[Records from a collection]
------------------------------------

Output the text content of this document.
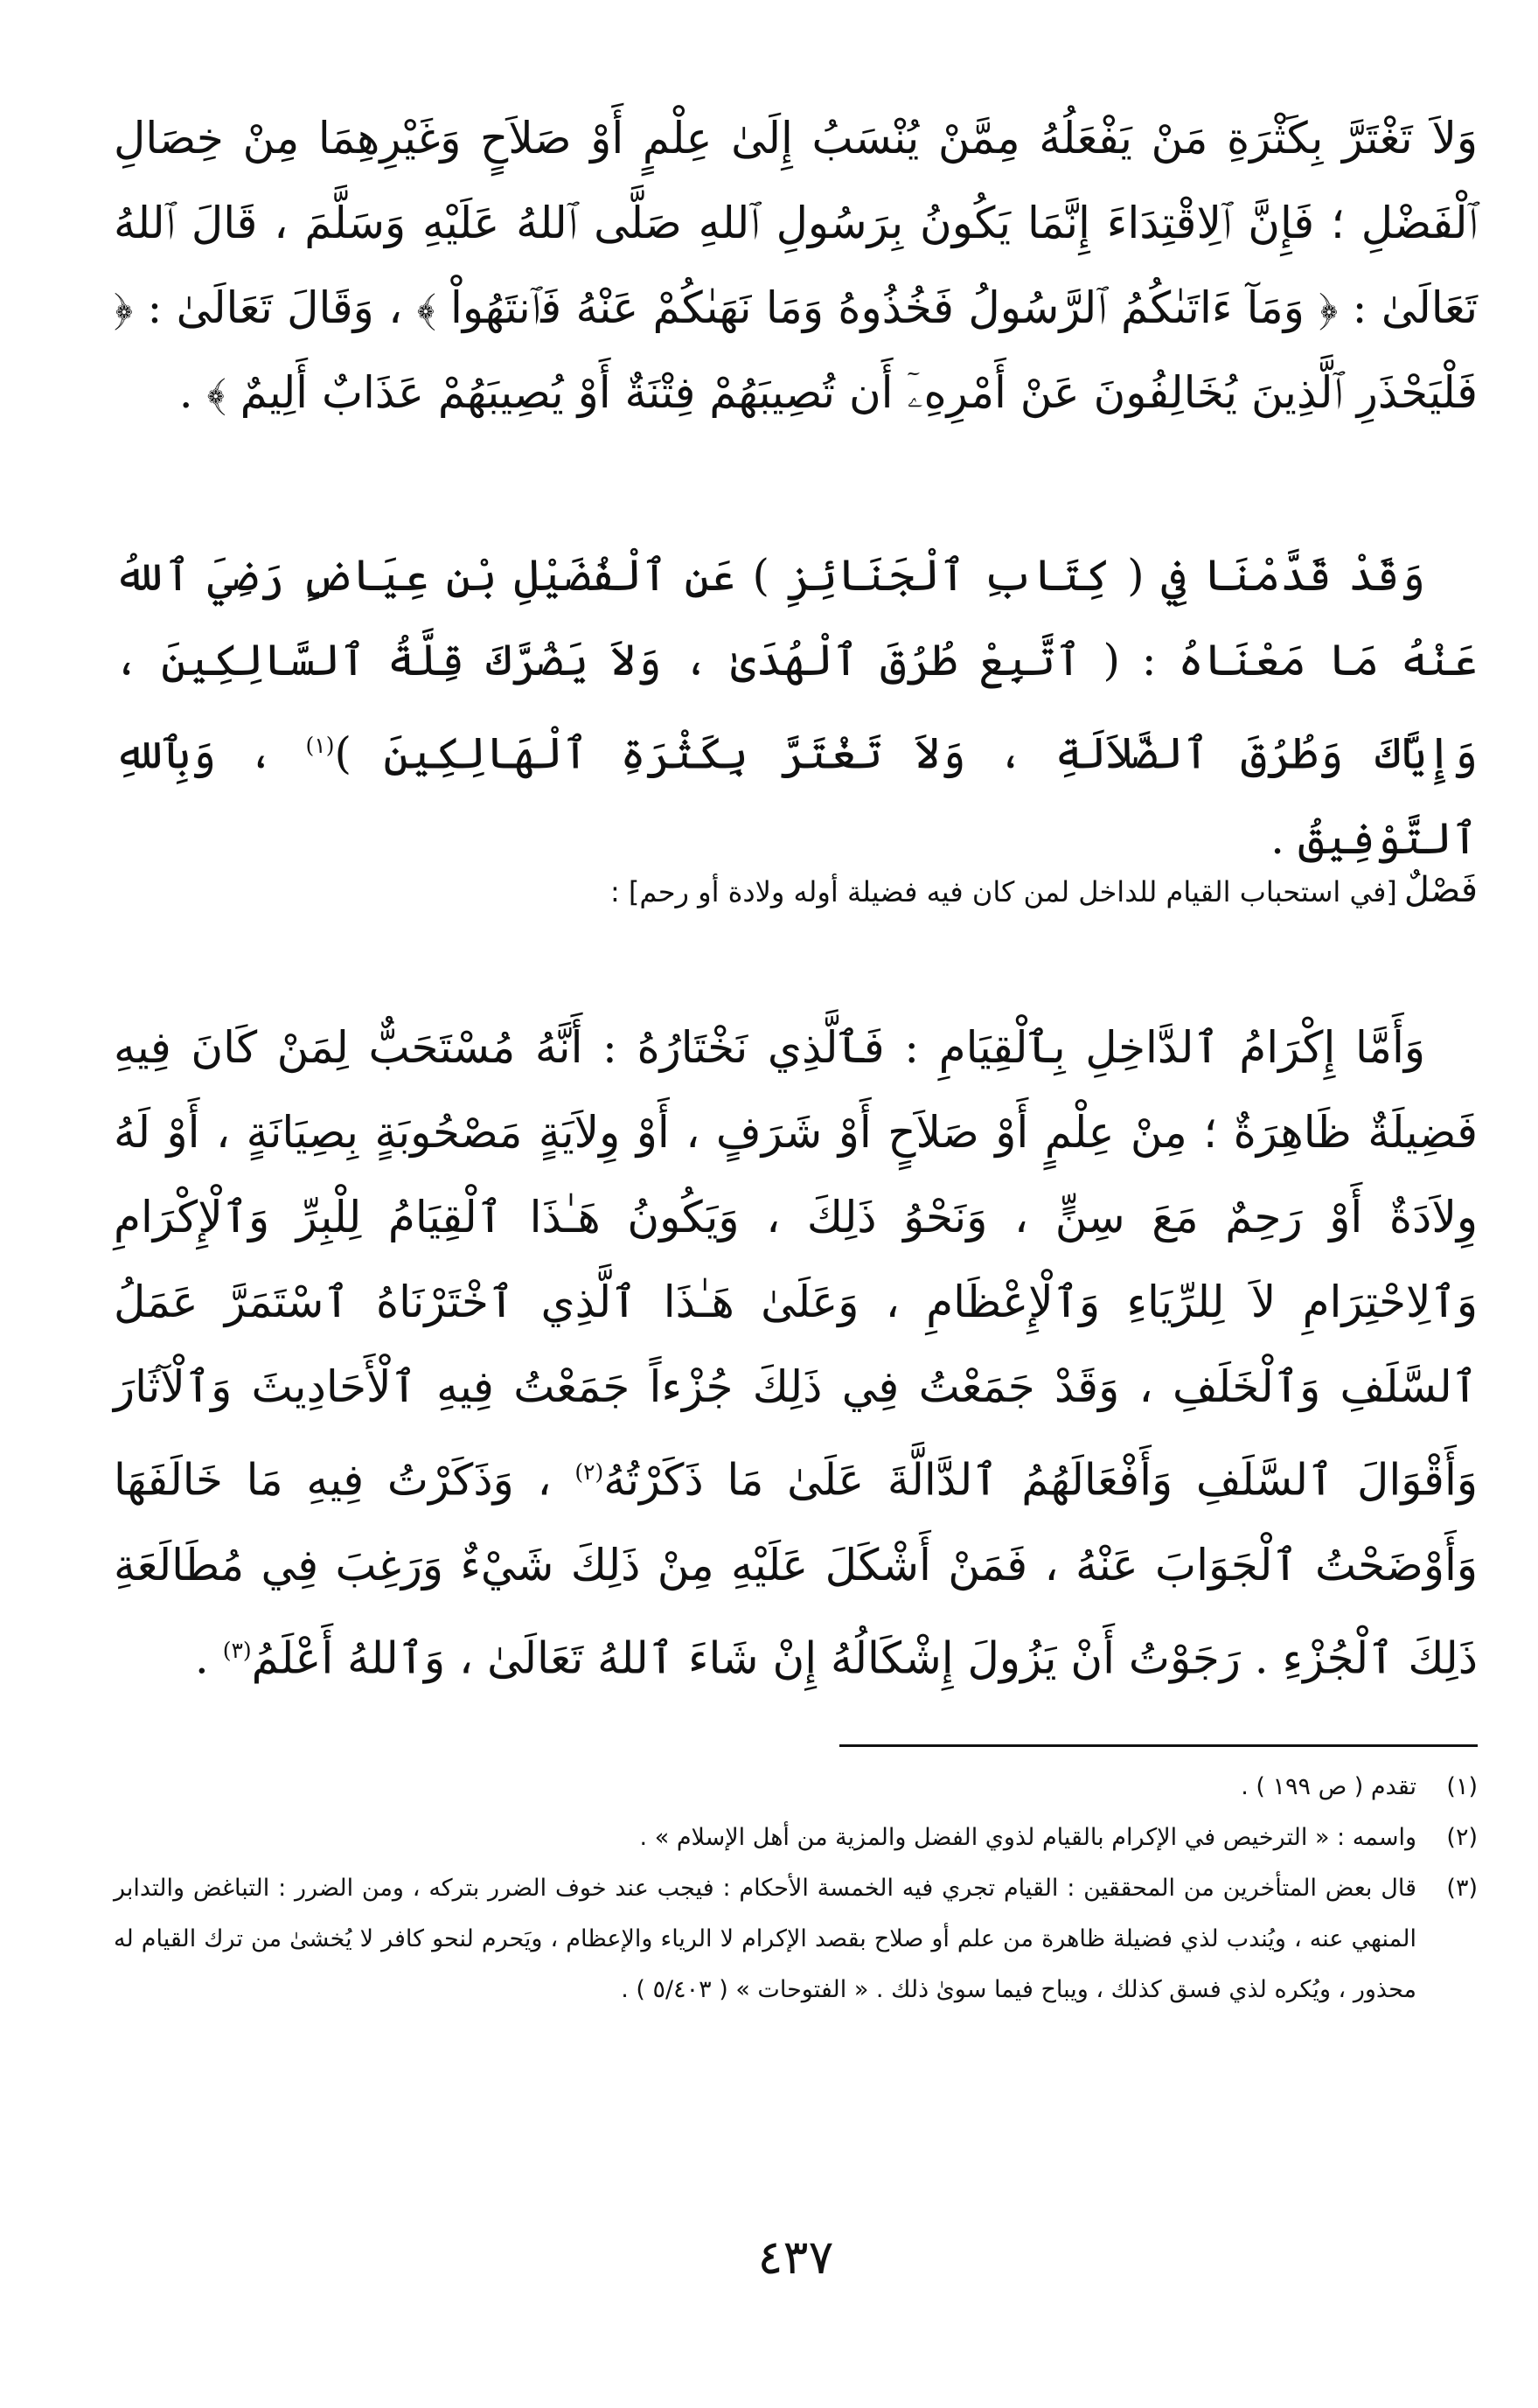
وَلاَ تَغْتَرَّ بِكَثْرَةِ مَنْ يَفْعَلُهُ مِمَّنْ يُنْسَبُ إِلَىٰ عِلْمٍ أَوْ صَلاَحٍ وَغَيْرِهِمَا مِنْ خِصَالِ ٱلْفَضْلِ ؛ فَإِنَّ ٱلِاقْتِدَاءَ إِنَّمَا يَكُونُ بِرَسُولِ ٱللهِ صَلَّى ٱللهُ عَلَيْهِ وَسَلَّمَ ، قَالَ ٱللهُ تَعَالَىٰ : ﴿ وَمَآ ءَاتَىٰكُمُ ٱلرَّسُولُ فَخُذُوهُ وَمَا نَهَىٰكُمْ عَنْهُ فَٱنتَهُواْ ﴾ ، وَقَالَ تَعَالَىٰ : ﴿ فَلْيَحْذَرِ ٱلَّذِينَ يُخَالِفُونَ عَنْ أَمْرِهِۦٓ أَن تُصِيبَهُمْ فِتْنَةٌ أَوْ يُصِيبَهُمْ عَذَابٌ أَلِيمٌ ﴾ .

وَقَدْ قَدَّمْنَا فِي ( كِتَابِ ٱلْجَنَائِزِ ) عَنِ ٱلْفُضَيْلِ بْنِ عِيَاضٍ رَضِيَ ٱللهُ عَنْهُ مَا مَعْنَاهُ : ( ٱتَّبِعْ طُرُقَ ٱلْهُدَىٰ ، وَلاَ يَضُرَّكَ قِلَّةُ ٱلسَّالِكِينَ ، وَإِيَّاكَ وَطُرُقَ ٱلضَّلاَلَةِ ، وَلاَ تَغْتَرَّ بِكَثْرَةِ ٱلْهَالِكِينَ )$^{(١)}$ ، وَبِٱللهِ ٱلتَّوْفِيقُ .

فَصْلٌ[في استحباب القيام للداخل لمن كان فيه فضيلة أوله ولادة أو رحم] :

وَأَمَّا إِكْرَامُ ٱلدَّاخِلِ بِٱلْقِيَامِ : فَٱلَّذِي نَخْتَارُهُ : أَنَّهُ مُسْتَحَبٌّ لِمَنْ كَانَ فِيهِ فَضِيلَةٌ ظَاهِرَةٌ ؛ مِنْ عِلْمٍ أَوْ صَلاَحٍ أَوْ شَرَفٍ ، أَوْ وِلاَيَةٍ مَصْحُوبَةٍ بِصِيَانَةٍ ، أَوْ لَهُ وِلاَدَةٌ أَوْ رَحِمٌ مَعَ سِنٍّ ، وَنَحْوُ ذَلِكَ ، وَيَكُونُ هَـٰذَا ٱلْقِيَامُ لِلْبِرِّ وَٱلْإِكْرَامِ وَٱلِاحْتِرَامِ لاَ لِلرِّيَاءِ وَٱلْإِعْظَامِ ، وَعَلَىٰ هَـٰذَا ٱلَّذِي ٱخْتَرْنَاهُ ٱسْتَمَرَّ عَمَلُ ٱلسَّلَفِ وَٱلْخَلَفِ ، وَقَدْ جَمَعْتُ فِي ذَلِكَ جُزْءاً جَمَعْتُ فِيهِ ٱلْأَحَادِيثَ وَٱلْآثَارَ وَأَقْوَالَ ٱلسَّلَفِ وَأَفْعَالَهُمُ ٱلدَّالَّةَ عَلَىٰ مَا ذَكَرْتُهُ$^{(٢)}$ ، وَذَكَرْتُ فِيهِ مَا خَالَفَهَا وَأَوْضَحْتُ ٱلْجَوَابَ عَنْهُ ، فَمَنْ أَشْكَلَ عَلَيْهِ مِنْ ذَلِكَ شَيْءٌ وَرَغِبَ فِي مُطَالَعَةِ ذَلِكَ ٱلْجُزْءِ . رَجَوْتُ أَنْ يَزُولَ إِشْكَالُهُ إِنْ شَاءَ ٱللهُ تَعَالَىٰ ، وَٱللهُ أَعْلَمُ$^{(٣)}$ .

(١)
تقدم ( ص ١٩٩ ) .
(٢)
واسمه : « الترخيص في الإكرام بالقيام لذوي الفضل والمزية من أهل الإسلام » .
(٣)
قال بعض المتأخرين من المحققين : القيام تجري فيه الخمسة الأحكام : فيجب عند خوف الضرر بتركه ، ومن الضرر : التباغض والتدابر المنهي عنه ، ويُندب لذي فضيلة ظاهرة من علم أو صلاح بقصد الإكرام لا الرياء والإعظام ، ويَحرم لنحو كافر لا يُخشىٰ من ترك القيام له محذور ، ويُكره لذي فسق كذلك ، ويباح فيما سوىٰ ذلك . « الفتوحات » ( ٥/٤٠٣ ) .
٤٣٧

------------------------------------

- **INSTRUCTION**
Quote all of the entries word for word, omitting any pictures.

- **WRITTEN ANSWER**
Output the text content of this document.
وَلاَ تَغْتَرَّ بِكَثْرَةِ مَنْ يَفْعَلُهُ مِمَّنْ يُنْسَبُ إِلَىٰ عِلْمٍ أَوْ صَلاَحٍ وَغَيْرِهِمَا مِنْ خِصَالِ ٱلْفَضْلِ ؛ فَإِنَّ ٱلِاقْتِدَاءَ إِنَّمَا يَكُونُ بِرَسُولِ ٱللهِ صَلَّى ٱللهُ عَلَيْهِ وَسَلَّمَ ، قَالَ ٱللهُ تَعَالَىٰ : ﴿ وَمَآ ءَاتَىٰكُمُ ٱلرَّسُولُ فَخُذُوهُ وَمَا نَهَىٰكُمْ عَنْهُ فَٱنتَهُواْ ﴾ ، وَقَالَ تَعَالَىٰ : ﴿ فَلْيَحْذَرِ ٱلَّذِينَ يُخَالِفُونَ عَنْ أَمْرِهِۦٓ أَن تُصِيبَهُمْ فِتْنَةٌ أَوْ يُصِيبَهُمْ عَذَابٌ أَلِيمٌ ﴾ .

وَقَدْ قَدَّمْنَا فِي ( كِتَابِ ٱلْجَنَائِزِ ) عَنِ ٱلْفُضَيْلِ بْنِ عِيَاضٍ رَضِيَ ٱللهُ عَنْهُ مَا مَعْنَاهُ : ( ٱتَّبِعْ طُرُقَ ٱلْهُدَىٰ ، وَلاَ يَضُرَّكَ قِلَّةُ ٱلسَّالِكِينَ ، وَإِيَّاكَ وَطُرُقَ ٱلضَّلاَلَةِ ، وَلاَ تَغْتَرَّ بِكَثْرَةِ ٱلْهَالِكِينَ )$^{(١)}$ ، وَبِٱللهِ ٱلتَّوْفِيقُ .

فَصْلٌ[في استحباب القيام للداخل لمن كان فيه فضيلة أوله ولادة أو رحم] :

وَأَمَّا إِكْرَامُ ٱلدَّاخِلِ بِٱلْقِيَامِ : فَٱلَّذِي نَخْتَارُهُ : أَنَّهُ مُسْتَحَبٌّ لِمَنْ كَانَ فِيهِ فَضِيلَةٌ ظَاهِرَةٌ ؛ مِنْ عِلْمٍ أَوْ صَلاَحٍ أَوْ شَرَفٍ ، أَوْ وِلاَيَةٍ مَصْحُوبَةٍ بِصِيَانَةٍ ، أَوْ لَهُ وِلاَدَةٌ أَوْ رَحِمٌ مَعَ سِنٍّ ، وَنَحْوُ ذَلِكَ ، وَيَكُونُ هَـٰذَا ٱلْقِيَامُ لِلْبِرِّ وَٱلْإِكْرَامِ وَٱلِاحْتِرَامِ لاَ لِلرِّيَاءِ وَٱلْإِعْظَامِ ، وَعَلَىٰ هَـٰذَا ٱلَّذِي ٱخْتَرْنَاهُ ٱسْتَمَرَّ عَمَلُ ٱلسَّلَفِ وَٱلْخَلَفِ ، وَقَدْ جَمَعْتُ فِي ذَلِكَ جُزْءاً جَمَعْتُ فِيهِ ٱلْأَحَادِيثَ وَٱلْآثَارَ وَأَقْوَالَ ٱلسَّلَفِ وَأَفْعَالَهُمُ ٱلدَّالَّةَ عَلَىٰ مَا ذَكَرْتُهُ$^{(٢)}$ ، وَذَكَرْتُ فِيهِ مَا خَالَفَهَا وَأَوْضَحْتُ ٱلْجَوَابَ عَنْهُ ، فَمَنْ أَشْكَلَ عَلَيْهِ مِنْ ذَلِكَ شَيْءٌ وَرَغِبَ فِي مُطَالَعَةِ ذَلِكَ ٱلْجُزْءِ . رَجَوْتُ أَنْ يَزُولَ إِشْكَالُهُ إِنْ شَاءَ ٱللهُ تَعَالَىٰ ، وَٱللهُ أَعْلَمُ$^{(٣)}$ .

(١)
تقدم ( ص ١٩٩ ) .
(٢)
واسمه : « الترخيص في الإكرام بالقيام لذوي الفضل والمزية من أهل الإسلام » .
(٣)
قال بعض المتأخرين من المحققين : القيام تجري فيه الخمسة الأحكام : فيجب عند خوف الضرر بتركه ، ومن الضرر : التباغض والتدابر المنهي عنه ، ويُندب لذي فضيلة ظاهرة من علم أو صلاح بقصد الإكرام لا الرياء والإعظام ، ويَحرم لنحو كافر لا يُخشىٰ من ترك القيام له محذور ، ويُكره لذي فسق كذلك ، ويباح فيما سوىٰ ذلك . « الفتوحات » ( ٥/٤٠٣ ) .
٤٣٧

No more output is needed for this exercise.